The exercise: Copy the records below exactly, leaving out any pictures.
** Start Listed records **
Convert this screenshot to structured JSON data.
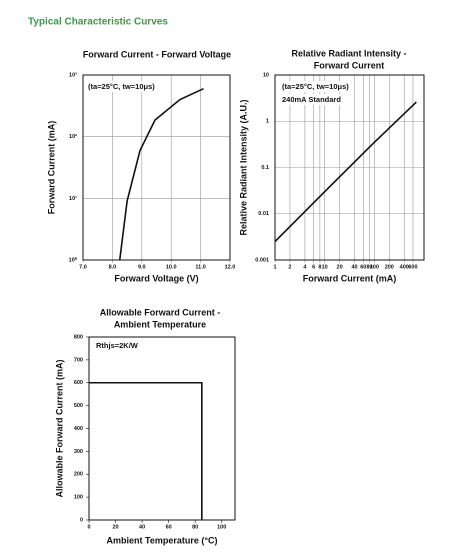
{
  "page_title": "Typical Characteristic Curves",
  "chart_data": [
    {
      "type": "line",
      "title": [
        "Forward Current - Forward Voltage"
      ],
      "annotations": [
        "(ta=25°C, tw=10μs)"
      ],
      "x_label": "Forward Voltage (V)",
      "y_label": "Forward Current (mA)",
      "ylog": true,
      "xlog": false,
      "grid": true,
      "xlim": [
        7,
        12
      ],
      "xticks": [
        {
          "value": 7,
          "label": "7.0"
        },
        {
          "value": 8,
          "label": "8.0"
        },
        {
          "value": 9,
          "label": "9.0"
        },
        {
          "value": 10,
          "label": "10.0"
        },
        {
          "value": 11,
          "label": "11.0"
        },
        {
          "value": 12,
          "label": "12.0"
        }
      ],
      "ylim": [
        1,
        1000
      ],
      "yticks": [
        {
          "value": 1,
          "label": "10⁰"
        },
        {
          "value": 10,
          "label": "10¹"
        },
        {
          "value": 100,
          "label": "10²"
        },
        {
          "value": 1000,
          "label": "10³"
        }
      ],
      "series": [
        {
          "color": "#111111",
          "x": [
            8.25,
            8.5,
            8.94,
            9.45,
            10.3,
            11.1
          ],
          "values": [
            1,
            9,
            60,
            186,
            400,
            600
          ]
        }
      ]
    },
    {
      "type": "line",
      "title": [
        "Relative Radiant Intensity -",
        "Forward Current"
      ],
      "annotations": [
        "(ta=25°C, tw=10μs)",
        "240mA Standard"
      ],
      "x_label": "Forward Current (mA)",
      "y_label": "Relative Radiant Intensity (A.U.)",
      "ylog": true,
      "xlog": true,
      "grid": true,
      "xlim": [
        1,
        1000
      ],
      "xticks": [
        1,
        2,
        4,
        6,
        8,
        10,
        20,
        40,
        60,
        80,
        100,
        200,
        400,
        600
      ],
      "ylim": [
        0.001,
        10
      ],
      "yticks": [
        0.001,
        0.01,
        0.1,
        1,
        10
      ],
      "series": [
        {
          "color": "#111111",
          "x": [
            1,
            10,
            100,
            700
          ],
          "values": [
            0.0025,
            0.03,
            0.35,
            2.6
          ]
        }
      ]
    },
    {
      "type": "line",
      "title": [
        "Allowable Forward Current -",
        "Ambient Temperature"
      ],
      "annotations": [
        "Rthjs=2K/W"
      ],
      "x_label": "Ambient Temperature (°C)",
      "y_label": "Allowable Forward Current (mA)",
      "ylog": false,
      "xlog": false,
      "grid": false,
      "xlim": [
        0,
        110
      ],
      "xticks": [
        0,
        20,
        40,
        60,
        80,
        100
      ],
      "ylim": [
        0,
        800
      ],
      "yticks": [
        0,
        100,
        200,
        300,
        400,
        500,
        600,
        700,
        800
      ],
      "series": [
        {
          "color": "#111111",
          "x": [
            0,
            85,
            85
          ],
          "values": [
            600,
            600,
            0
          ]
        }
      ]
    }
  ]
}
** End Listed records **
Full response:
Convert this screenshot to structured JSON data.
{
  "page_title": "Typical Characteristic Curves",
  "chart_data": [
    {
      "type": "line",
      "title": [
        "Forward Current - Forward Voltage"
      ],
      "annotations": [
        "(ta=25°C, tw=10μs)"
      ],
      "x_label": "Forward Voltage (V)",
      "y_label": "Forward Current (mA)",
      "ylog": true,
      "xlog": false,
      "grid": true,
      "xlim": [
        7,
        12
      ],
      "xticks": [
        {
          "value": 7,
          "label": "7.0"
        },
        {
          "value": 8,
          "label": "8.0"
        },
        {
          "value": 9,
          "label": "9.0"
        },
        {
          "value": 10,
          "label": "10.0"
        },
        {
          "value": 11,
          "label": "11.0"
        },
        {
          "value": 12,
          "label": "12.0"
        }
      ],
      "ylim": [
        1,
        1000
      ],
      "yticks": [
        {
          "value": 1,
          "label": "10⁰"
        },
        {
          "value": 10,
          "label": "10¹"
        },
        {
          "value": 100,
          "label": "10²"
        },
        {
          "value": 1000,
          "label": "10³"
        }
      ],
      "series": [
        {
          "color": "#111111",
          "x": [
            8.25,
            8.5,
            8.94,
            9.45,
            10.3,
            11.1
          ],
          "values": [
            1,
            9,
            60,
            186,
            400,
            600
          ]
        }
      ]
    },
    {
      "type": "line",
      "title": [
        "Relative Radiant Intensity -",
        "Forward Current"
      ],
      "annotations": [
        "(ta=25°C, tw=10μs)",
        "240mA Standard"
      ],
      "x_label": "Forward Current (mA)",
      "y_label": "Relative Radiant Intensity (A.U.)",
      "ylog": true,
      "xlog": true,
      "grid": true,
      "xlim": [
        1,
        1000
      ],
      "xticks": [
        1,
        2,
        4,
        6,
        8,
        10,
        20,
        40,
        60,
        80,
        100,
        200,
        400,
        600
      ],
      "ylim": [
        0.001,
        10
      ],
      "yticks": [
        0.001,
        0.01,
        0.1,
        1,
        10
      ],
      "series": [
        {
          "color": "#111111",
          "x": [
            1,
            10,
            100,
            700
          ],
          "values": [
            0.0025,
            0.03,
            0.35,
            2.6
          ]
        }
      ]
    },
    {
      "type": "line",
      "title": [
        "Allowable Forward Current -",
        "Ambient Temperature"
      ],
      "annotations": [
        "Rthjs=2K/W"
      ],
      "x_label": "Ambient Temperature (°C)",
      "y_label": "Allowable Forward Current (mA)",
      "ylog": false,
      "xlog": false,
      "grid": false,
      "xlim": [
        0,
        110
      ],
      "xticks": [
        0,
        20,
        40,
        60,
        80,
        100
      ],
      "ylim": [
        0,
        800
      ],
      "yticks": [
        0,
        100,
        200,
        300,
        400,
        500,
        600,
        700,
        800
      ],
      "series": [
        {
          "color": "#111111",
          "x": [
            0,
            85,
            85
          ],
          "values": [
            600,
            600,
            0
          ]
        }
      ]
    }
  ]
}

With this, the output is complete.